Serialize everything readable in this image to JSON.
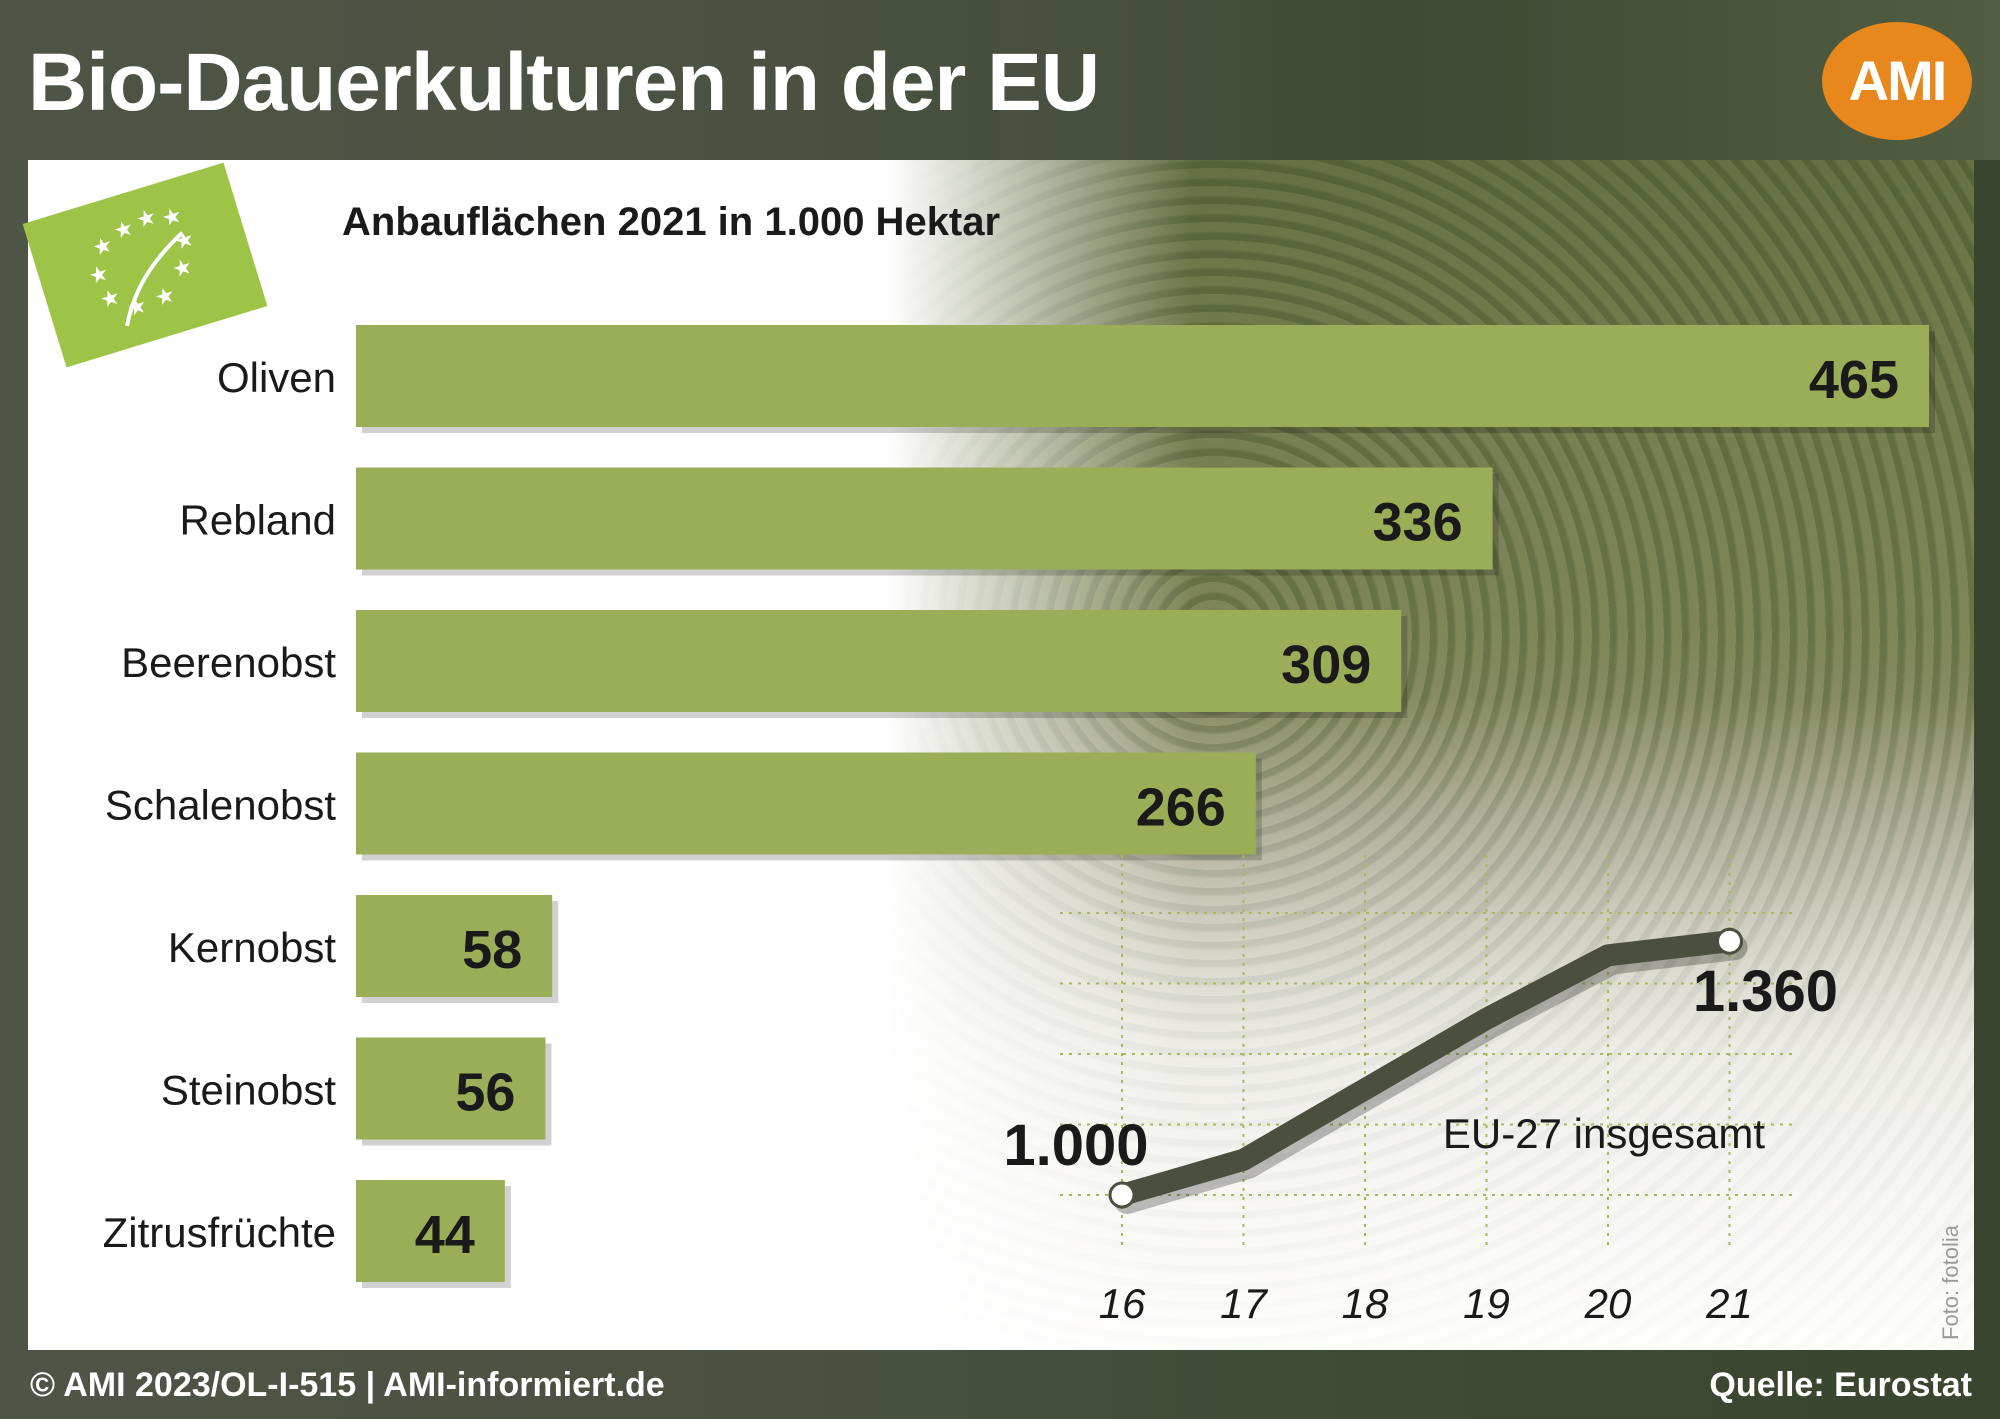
{
  "header": {
    "title": "Bio-Dauerkulturen in der EU",
    "logo_text": "AMI"
  },
  "footer": {
    "copyright": "© AMI 2023/OL-I-515 | AMI-informiert.de",
    "source": "Quelle: Eurostat"
  },
  "photo_credit": "Foto: fotolia",
  "colors": {
    "bar": "#9aae58",
    "line": "#4a4f3f",
    "logo": "#e8871c",
    "grid": "#a7b95a"
  },
  "chart_data": [
    {
      "type": "bar",
      "orientation": "horizontal",
      "title": "Anbauflächen 2021 in 1.000 Hektar",
      "categories": [
        "Oliven",
        "Rebland",
        "Beerenobst",
        "Schalenobst",
        "Kernobst",
        "Steinobst",
        "Zitrusfrüchte"
      ],
      "values": [
        465,
        336,
        309,
        266,
        58,
        56,
        44
      ],
      "value_labels": [
        "465",
        "336",
        "309",
        "266",
        "58",
        "56",
        "44"
      ],
      "xlim": [
        0,
        465
      ]
    },
    {
      "type": "line",
      "series_label": "EU-27 insgesamt",
      "x": [
        "16",
        "17",
        "18",
        "19",
        "20",
        "21"
      ],
      "y": [
        1000,
        1050,
        1150,
        1250,
        1340,
        1360
      ],
      "point_labels": [
        {
          "index": 0,
          "text": "1.000"
        },
        {
          "index": 5,
          "text": "1.360"
        }
      ],
      "ylim": [
        1000,
        1400
      ],
      "grid": true
    }
  ]
}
++++++
Exercise: Write out the listing above again, exactly, but with no pictures in the copy.

Solution:
Serialize everything readable in this image to JSON.
{
  "header": {
    "title": "Bio-Dauerkulturen in der EU",
    "logo_text": "AMI"
  },
  "footer": {
    "copyright": "© AMI 2023/OL-I-515 | AMI-informiert.de",
    "source": "Quelle: Eurostat"
  },
  "photo_credit": "Foto: fotolia",
  "colors": {
    "bar": "#9aae58",
    "line": "#4a4f3f",
    "logo": "#e8871c",
    "grid": "#a7b95a"
  },
  "chart_data": [
    {
      "type": "bar",
      "orientation": "horizontal",
      "title": "Anbauflächen 2021 in 1.000 Hektar",
      "categories": [
        "Oliven",
        "Rebland",
        "Beerenobst",
        "Schalenobst",
        "Kernobst",
        "Steinobst",
        "Zitrusfrüchte"
      ],
      "values": [
        465,
        336,
        309,
        266,
        58,
        56,
        44
      ],
      "value_labels": [
        "465",
        "336",
        "309",
        "266",
        "58",
        "56",
        "44"
      ],
      "xlim": [
        0,
        465
      ]
    },
    {
      "type": "line",
      "series_label": "EU-27 insgesamt",
      "x": [
        "16",
        "17",
        "18",
        "19",
        "20",
        "21"
      ],
      "y": [
        1000,
        1050,
        1150,
        1250,
        1340,
        1360
      ],
      "point_labels": [
        {
          "index": 0,
          "text": "1.000"
        },
        {
          "index": 5,
          "text": "1.360"
        }
      ],
      "ylim": [
        1000,
        1400
      ],
      "grid": true
    }
  ]
}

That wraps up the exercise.